◆ **Set problem**
Provide only the number of lines in the listing that contain the string "AGGREGATE".

◆ **Records for this task**
▬▬▬▬▬▬▬▬▬▬

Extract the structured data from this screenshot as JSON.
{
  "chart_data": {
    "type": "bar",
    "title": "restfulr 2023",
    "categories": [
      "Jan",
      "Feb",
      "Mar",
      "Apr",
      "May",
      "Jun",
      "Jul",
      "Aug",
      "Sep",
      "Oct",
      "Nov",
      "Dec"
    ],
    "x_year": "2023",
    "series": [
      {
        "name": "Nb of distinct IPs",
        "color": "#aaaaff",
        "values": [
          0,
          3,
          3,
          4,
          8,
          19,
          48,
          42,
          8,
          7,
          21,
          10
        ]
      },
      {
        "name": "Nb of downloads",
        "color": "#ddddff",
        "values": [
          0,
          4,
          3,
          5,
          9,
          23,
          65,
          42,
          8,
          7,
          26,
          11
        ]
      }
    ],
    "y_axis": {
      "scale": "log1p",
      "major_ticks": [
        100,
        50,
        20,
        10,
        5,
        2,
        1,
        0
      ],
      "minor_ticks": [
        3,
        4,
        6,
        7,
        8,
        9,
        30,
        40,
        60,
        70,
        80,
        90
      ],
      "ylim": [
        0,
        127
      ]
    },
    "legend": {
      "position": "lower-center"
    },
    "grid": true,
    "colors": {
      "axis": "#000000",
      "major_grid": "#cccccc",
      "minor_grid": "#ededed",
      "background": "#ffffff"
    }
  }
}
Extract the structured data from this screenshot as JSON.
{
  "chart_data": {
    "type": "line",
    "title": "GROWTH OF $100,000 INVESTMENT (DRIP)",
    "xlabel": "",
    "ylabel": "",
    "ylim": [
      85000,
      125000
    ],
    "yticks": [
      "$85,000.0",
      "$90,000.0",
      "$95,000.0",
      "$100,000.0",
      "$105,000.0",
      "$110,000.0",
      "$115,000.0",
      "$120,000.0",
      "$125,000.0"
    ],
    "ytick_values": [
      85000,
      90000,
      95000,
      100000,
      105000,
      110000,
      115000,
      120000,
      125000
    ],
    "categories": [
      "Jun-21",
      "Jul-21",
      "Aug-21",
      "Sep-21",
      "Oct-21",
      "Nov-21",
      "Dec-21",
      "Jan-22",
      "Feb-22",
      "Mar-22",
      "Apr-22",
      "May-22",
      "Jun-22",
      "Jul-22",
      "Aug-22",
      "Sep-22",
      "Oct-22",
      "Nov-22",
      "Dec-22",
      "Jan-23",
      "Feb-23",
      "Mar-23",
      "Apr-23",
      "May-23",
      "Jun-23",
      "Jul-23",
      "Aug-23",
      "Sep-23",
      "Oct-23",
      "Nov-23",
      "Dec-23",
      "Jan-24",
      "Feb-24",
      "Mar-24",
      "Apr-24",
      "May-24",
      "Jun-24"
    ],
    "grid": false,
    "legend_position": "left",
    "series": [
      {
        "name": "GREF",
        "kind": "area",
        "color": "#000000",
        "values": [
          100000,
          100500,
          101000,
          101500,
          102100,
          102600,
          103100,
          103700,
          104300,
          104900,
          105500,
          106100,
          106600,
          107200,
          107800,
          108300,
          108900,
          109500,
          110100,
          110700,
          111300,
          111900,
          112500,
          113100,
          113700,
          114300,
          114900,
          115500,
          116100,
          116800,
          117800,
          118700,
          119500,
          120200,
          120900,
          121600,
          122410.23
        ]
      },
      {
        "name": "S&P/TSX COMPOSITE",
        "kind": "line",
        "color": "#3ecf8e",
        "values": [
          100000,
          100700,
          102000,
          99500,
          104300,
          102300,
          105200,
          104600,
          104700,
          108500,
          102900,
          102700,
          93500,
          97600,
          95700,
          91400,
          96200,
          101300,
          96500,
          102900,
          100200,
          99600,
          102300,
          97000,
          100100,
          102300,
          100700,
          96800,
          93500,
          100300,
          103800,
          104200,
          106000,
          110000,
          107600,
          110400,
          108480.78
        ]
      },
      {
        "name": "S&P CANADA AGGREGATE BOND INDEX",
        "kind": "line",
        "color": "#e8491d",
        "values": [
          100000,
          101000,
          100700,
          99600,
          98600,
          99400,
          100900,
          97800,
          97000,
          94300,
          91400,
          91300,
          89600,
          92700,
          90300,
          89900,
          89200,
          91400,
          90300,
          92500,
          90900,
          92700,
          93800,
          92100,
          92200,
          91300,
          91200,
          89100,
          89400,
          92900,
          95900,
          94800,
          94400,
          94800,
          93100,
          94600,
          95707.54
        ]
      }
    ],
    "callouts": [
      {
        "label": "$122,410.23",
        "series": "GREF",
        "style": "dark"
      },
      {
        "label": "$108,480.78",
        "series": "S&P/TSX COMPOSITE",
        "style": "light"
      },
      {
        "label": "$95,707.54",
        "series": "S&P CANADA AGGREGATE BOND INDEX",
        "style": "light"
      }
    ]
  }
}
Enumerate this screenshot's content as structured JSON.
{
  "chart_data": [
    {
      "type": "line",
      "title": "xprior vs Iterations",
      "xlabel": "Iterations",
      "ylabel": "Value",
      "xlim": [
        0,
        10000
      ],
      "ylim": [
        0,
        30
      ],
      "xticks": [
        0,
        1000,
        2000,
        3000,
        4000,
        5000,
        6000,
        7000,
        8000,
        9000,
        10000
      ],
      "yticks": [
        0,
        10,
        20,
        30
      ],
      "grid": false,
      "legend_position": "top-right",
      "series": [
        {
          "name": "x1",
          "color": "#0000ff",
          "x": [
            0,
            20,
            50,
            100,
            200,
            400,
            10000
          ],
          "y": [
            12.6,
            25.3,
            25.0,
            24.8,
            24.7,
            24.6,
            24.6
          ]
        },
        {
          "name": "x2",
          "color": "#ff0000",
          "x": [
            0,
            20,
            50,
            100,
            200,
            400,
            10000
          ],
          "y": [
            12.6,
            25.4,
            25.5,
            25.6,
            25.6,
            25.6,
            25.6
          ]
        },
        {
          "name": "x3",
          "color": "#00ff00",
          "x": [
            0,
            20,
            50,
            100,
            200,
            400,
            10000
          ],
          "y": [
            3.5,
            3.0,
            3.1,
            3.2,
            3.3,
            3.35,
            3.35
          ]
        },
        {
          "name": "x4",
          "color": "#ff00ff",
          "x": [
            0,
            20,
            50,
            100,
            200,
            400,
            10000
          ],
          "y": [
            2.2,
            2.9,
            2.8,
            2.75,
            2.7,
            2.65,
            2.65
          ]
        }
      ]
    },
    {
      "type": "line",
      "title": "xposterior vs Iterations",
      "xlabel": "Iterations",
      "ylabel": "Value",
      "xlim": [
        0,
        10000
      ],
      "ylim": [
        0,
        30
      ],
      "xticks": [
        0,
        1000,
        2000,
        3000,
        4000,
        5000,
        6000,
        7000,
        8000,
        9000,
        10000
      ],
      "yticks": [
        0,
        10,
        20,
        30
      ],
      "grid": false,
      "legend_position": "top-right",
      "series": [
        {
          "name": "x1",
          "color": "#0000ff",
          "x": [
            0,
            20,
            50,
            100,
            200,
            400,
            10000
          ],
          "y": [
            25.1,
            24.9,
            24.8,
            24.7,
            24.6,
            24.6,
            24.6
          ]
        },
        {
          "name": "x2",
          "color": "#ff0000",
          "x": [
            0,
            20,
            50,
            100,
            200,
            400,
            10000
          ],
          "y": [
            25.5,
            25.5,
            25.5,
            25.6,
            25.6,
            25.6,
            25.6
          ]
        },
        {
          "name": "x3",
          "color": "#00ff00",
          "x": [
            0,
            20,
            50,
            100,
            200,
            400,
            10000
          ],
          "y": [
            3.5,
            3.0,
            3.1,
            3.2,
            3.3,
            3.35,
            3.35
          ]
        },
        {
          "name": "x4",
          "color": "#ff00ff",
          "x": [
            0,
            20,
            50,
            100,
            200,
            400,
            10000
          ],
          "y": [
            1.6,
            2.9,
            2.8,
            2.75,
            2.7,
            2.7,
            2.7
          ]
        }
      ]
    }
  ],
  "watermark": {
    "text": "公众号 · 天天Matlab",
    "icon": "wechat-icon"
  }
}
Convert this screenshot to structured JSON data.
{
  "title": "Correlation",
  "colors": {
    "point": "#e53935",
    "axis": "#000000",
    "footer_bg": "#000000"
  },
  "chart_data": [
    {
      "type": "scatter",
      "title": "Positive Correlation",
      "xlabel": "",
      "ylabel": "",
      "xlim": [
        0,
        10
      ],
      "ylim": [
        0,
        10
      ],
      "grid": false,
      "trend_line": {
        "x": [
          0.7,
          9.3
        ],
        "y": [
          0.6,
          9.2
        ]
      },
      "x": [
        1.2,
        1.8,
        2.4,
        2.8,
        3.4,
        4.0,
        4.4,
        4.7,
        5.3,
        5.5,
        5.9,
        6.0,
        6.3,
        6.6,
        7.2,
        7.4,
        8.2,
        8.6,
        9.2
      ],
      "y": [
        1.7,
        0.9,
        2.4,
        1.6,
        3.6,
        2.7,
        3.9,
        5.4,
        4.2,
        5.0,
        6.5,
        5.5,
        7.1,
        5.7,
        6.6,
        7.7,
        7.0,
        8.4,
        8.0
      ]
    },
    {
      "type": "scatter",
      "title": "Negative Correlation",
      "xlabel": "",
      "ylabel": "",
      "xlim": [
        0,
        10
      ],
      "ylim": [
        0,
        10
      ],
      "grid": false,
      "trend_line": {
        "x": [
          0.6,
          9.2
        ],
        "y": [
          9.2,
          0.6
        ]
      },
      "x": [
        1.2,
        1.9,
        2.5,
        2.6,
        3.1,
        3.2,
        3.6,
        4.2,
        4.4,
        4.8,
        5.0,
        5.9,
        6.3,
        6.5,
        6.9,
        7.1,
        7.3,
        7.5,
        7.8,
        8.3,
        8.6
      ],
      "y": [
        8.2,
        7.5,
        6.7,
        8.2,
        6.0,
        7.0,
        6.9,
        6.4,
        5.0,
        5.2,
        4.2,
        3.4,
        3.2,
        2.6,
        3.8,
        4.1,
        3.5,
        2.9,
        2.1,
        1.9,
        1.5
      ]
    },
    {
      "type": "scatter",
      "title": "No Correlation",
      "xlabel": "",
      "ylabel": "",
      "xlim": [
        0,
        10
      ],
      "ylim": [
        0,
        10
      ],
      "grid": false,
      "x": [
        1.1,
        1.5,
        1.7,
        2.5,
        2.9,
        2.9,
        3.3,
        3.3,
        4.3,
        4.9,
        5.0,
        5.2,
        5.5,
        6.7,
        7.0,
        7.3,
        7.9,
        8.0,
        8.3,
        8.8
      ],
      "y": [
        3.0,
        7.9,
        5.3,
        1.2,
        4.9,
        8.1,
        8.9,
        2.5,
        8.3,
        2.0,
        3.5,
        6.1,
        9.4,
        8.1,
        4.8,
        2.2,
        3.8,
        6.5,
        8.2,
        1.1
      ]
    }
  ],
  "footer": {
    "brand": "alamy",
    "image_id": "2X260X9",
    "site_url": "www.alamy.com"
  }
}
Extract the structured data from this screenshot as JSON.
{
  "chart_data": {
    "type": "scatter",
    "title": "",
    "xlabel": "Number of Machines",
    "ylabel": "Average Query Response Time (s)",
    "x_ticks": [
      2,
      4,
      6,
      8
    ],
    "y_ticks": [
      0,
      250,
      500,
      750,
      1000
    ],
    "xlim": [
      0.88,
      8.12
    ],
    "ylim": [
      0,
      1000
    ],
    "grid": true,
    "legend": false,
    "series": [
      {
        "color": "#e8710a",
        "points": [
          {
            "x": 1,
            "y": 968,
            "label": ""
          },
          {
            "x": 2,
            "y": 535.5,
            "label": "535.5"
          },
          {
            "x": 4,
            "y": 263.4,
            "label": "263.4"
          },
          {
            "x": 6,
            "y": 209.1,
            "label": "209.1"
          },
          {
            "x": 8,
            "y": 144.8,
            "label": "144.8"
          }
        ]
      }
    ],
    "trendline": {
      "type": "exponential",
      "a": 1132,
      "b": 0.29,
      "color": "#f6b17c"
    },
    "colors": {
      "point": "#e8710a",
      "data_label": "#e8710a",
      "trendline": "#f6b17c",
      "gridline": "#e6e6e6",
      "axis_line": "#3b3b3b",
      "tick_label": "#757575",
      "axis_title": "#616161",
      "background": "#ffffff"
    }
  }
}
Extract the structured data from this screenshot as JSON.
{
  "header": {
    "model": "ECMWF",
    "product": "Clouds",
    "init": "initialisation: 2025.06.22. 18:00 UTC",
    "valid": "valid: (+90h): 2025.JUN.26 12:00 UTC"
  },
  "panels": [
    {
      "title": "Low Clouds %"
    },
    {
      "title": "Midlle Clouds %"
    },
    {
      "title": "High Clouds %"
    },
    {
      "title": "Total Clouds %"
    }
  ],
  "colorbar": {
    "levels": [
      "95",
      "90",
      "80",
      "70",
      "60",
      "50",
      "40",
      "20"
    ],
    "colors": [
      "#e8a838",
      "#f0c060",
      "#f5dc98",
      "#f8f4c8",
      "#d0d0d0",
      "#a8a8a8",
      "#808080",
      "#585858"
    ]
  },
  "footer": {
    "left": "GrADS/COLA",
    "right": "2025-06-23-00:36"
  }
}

▬▬▬▬▬▬▬▬▬▬

◆ **Exercise result**
2